►

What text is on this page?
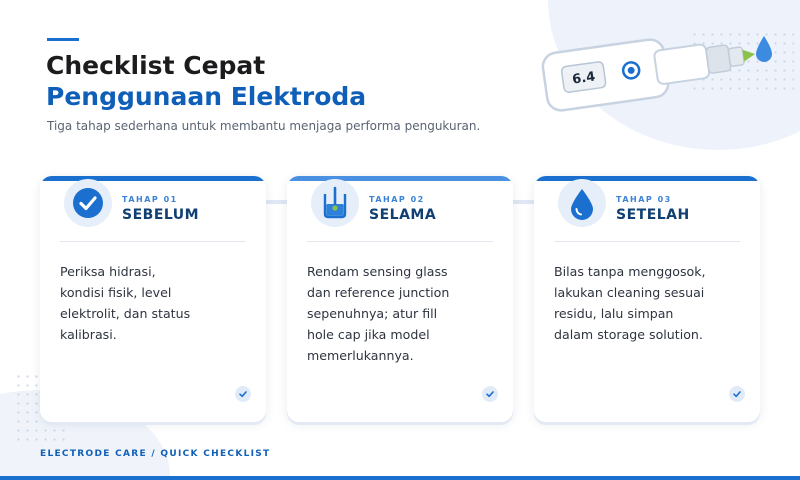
Checklist Cepat
Penggunaan Elektroda
Tiga tahap sederhana untuk membantu menjaga performa pengukuran.
6.4
TAHAP 01
SEBELUM
Periksa hidrasi,
kondisi fisik, level
elektrolit, dan status
kalibrasi.
TAHAP 02
SELAMA
Rendam sensing glass
dan reference junction
sepenuhnya; atur fill
hole cap jika model
memerlukannya.
TAHAP 03
SETELAH
Bilas tanpa menggosok,
lakukan cleaning sesuai
residu, lalu simpan
dalam storage solution.
ELECTRODE CARE / QUICK CHECKLIST
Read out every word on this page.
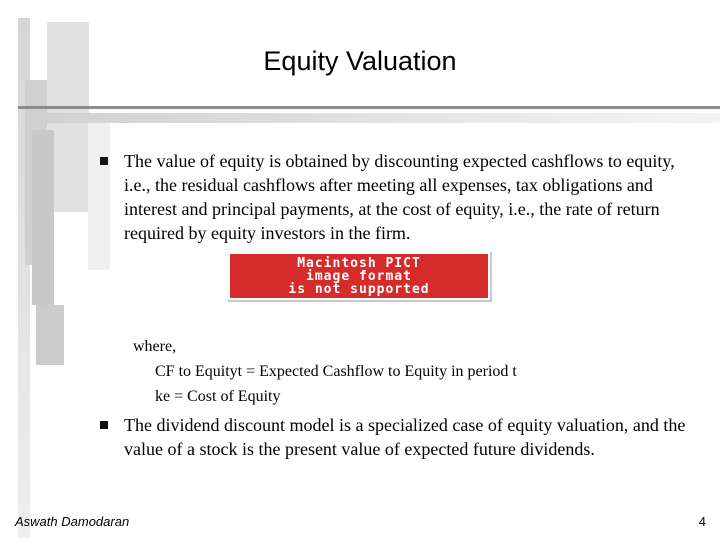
Equity Valuation
The value of equity is obtained by discounting expected cashflows to equity, i.e., the residual cashflows after meeting all expenses, tax obligations and interest and principal payments, at the cost of equity, i.e., the rate of return required by equity investors in the firm.
Macintosh PICT
image format
is not supported
where,
CF to Equityt = Expected Cashflow to Equity in period t
ke = Cost of Equity
The dividend discount model is a specialized case of equity valuation, and the value of a stock is the present value of expected future dividends.
Aswath Damodaran	4
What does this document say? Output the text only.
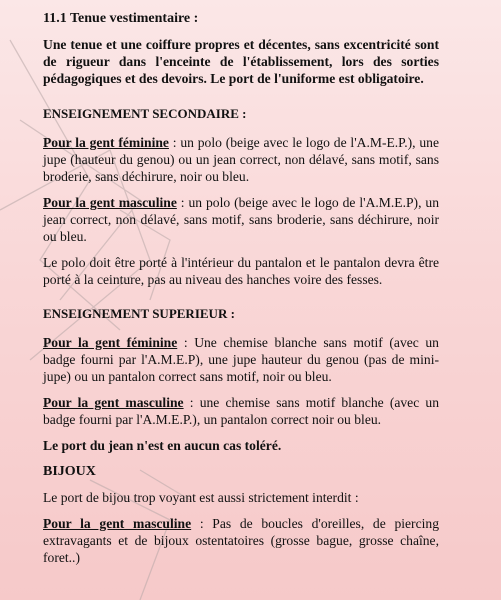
11.1 Tenue vestimentaire :
Une tenue et une coiffure propres et décentes, sans excentricité sont de rigueur dans l'enceinte de l'établissement, lors des sorties pédagogiques et des devoirs. Le port de l'uniforme est obligatoire.
ENSEIGNEMENT SECONDAIRE :

Pour la gent féminine : un polo (beige avec le logo de l'A.M-E.P.), une jupe (hauteur du genou) ou un jean correct, non délavé, sans motif, sans broderie, sans déchirure, noir ou bleu.

Pour la gent masculine : un polo (beige avec le logo de l'A.M.E.P), un jean correct, non délavé, sans motif, sans broderie, sans déchirure, noir ou bleu.

Le polo doit être porté à l'intérieur du pantalon et le pantalon devra être porté à la ceinture, pas au niveau des hanches voire des fesses.

ENSEIGNEMENT SUPERIEUR :

Pour la gent féminine : Une chemise blanche sans motif (avec un badge fourni par l'A.M.E.P), une jupe hauteur du genou (pas de mini-jupe) ou un pantalon correct sans motif, noir ou bleu.

Pour la gent masculine : une chemise sans motif blanche (avec un badge fourni par l'A.M.E.P.), un pantalon correct noir ou bleu.

Le port du jean n'est en aucun cas toléré.

BIJOUX

Le port de bijou trop voyant est aussi strictement interdit :

Pour la gent masculine : Pas de boucles d'oreilles, de piercing extravagants et de bijoux ostentatoires (grosse bague, grosse chaîne, foret..)
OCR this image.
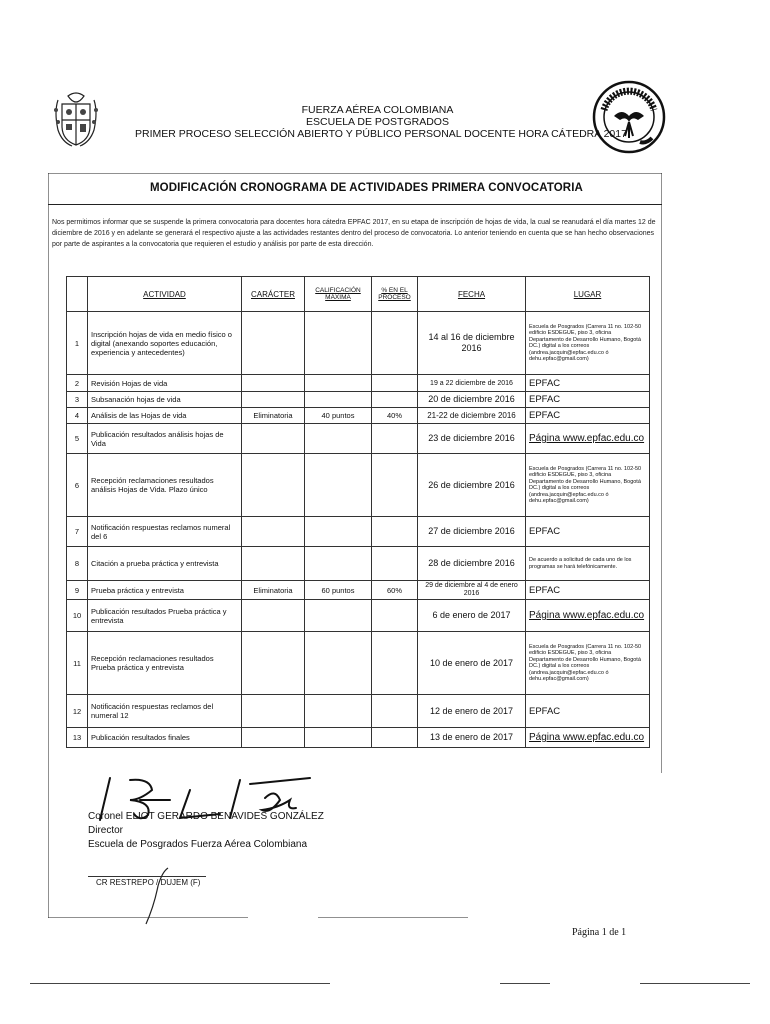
FUERZA AÉREA COLOMBIANA
ESCUELA DE POSTGRADOS
PRIMER PROCESO SELECCIÓN ABIERTO Y PÚBLICO PERSONAL DOCENTE HORA CÁTEDRA 2017
MODIFICACIÓN CRONOGRAMA DE ACTIVIDADES PRIMERA CONVOCATORIA
Nos permitimos informar que se suspende la primera convocatoria para docentes hora cátedra EPFAC 2017, en su etapa de inscripción de hojas de vida, la cual se reanudará el día martes 12 de diciembre de 2016 y en adelante se generará el respectivo ajuste a las actividades restantes dentro del proceso de convocatoria. Lo anterior teniendo en cuenta que se han hecho observaciones por parte de aspirantes a la convocatoria que requieren el estudio y análisis por parte de esta dirección.
	ACTIVIDAD	CARÁCTER	CALIFICACIÓN MÁXIMA	% EN EL PROCESO	FECHA	LUGAR
1	Inscripción hojas de vida en medio físico o digital (anexando soportes educación, experiencia y antecedentes)				14 al 16 de diciembre 2016	Escuela de Posgrados (Carrera 11 no. 102-50 edificio ESDEGUE, piso 3, oficina Departamento de Desarrollo Humano, Bogotá DC.) digital a los correos (andrea.jacquin@epfac.edu.co ó dehu.epfac@gmail.com)
2	Revisión Hojas de vida				19 a 22 diciembre de 2016	EPFAC
3	Subsanación hojas de vida				20 de diciembre 2016	EPFAC
4	Análisis de las Hojas de vida	Eliminatoria	40 puntos	40%	21-22 de diciembre 2016	EPFAC
5	Publicación resultados análisis hojas de Vida				23 de diciembre 2016	Página www.epfac.edu.co
6	Recepción reclamaciones resultados análisis Hojas de Vida. Plazo único				26 de diciembre 2016	Escuela de Posgrados (Carrera 11 no. 102-50 edificio ESDEGUE, piso 3, oficina Departamento de Desarrollo Humano, Bogotá DC.) digital a los correos (andrea.jacquin@epfac.edu.co ó dehu.epfac@gmail.com)
7	Notificación respuestas reclamos numeral del 6				27 de diciembre 2016	EPFAC
8	Citación a prueba práctica y entrevista				28 de diciembre 2016	De acuerdo a solicitud de cada uno de los programas se hará telefónicamente.
9	Prueba práctica y entrevista	Eliminatoria	60 puntos	60%	29 de diciembre al 4 de enero 2016	EPFAC
10	Publicación resultados Prueba práctica y entrevista				6 de enero de 2017	Página www.epfac.edu.co
11	Recepción reclamaciones resultados Prueba práctica y entrevista				10 de enero de 2017	Escuela de Posgrados (Carrera 11 no. 102-50 edificio ESDEGUE, piso 3, oficina Departamento de Desarrollo Humano, Bogotá DC.) digital a los correos (andrea.jacquin@epfac.edu.co ó dehu.epfac@gmail.com)
12	Notificación respuestas reclamos del numeral 12				12 de enero de 2017	EPFAC
13	Publicación resultados finales				13 de enero de 2017	Página www.epfac.edu.co
Coronel ELIOT GERARDO BENAVIDES GONZÁLEZ
Director
Escuela de Posgrados Fuerza Aérea Colombiana
CR RESTREPO / DUJEM (F)
Página 1 de 1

◄

DIRECTIONS FOR THIS TASK:
Count every line in the data where the string "Página" occurs. Give nothing except the number.

EXERCISE RESPONSE:
4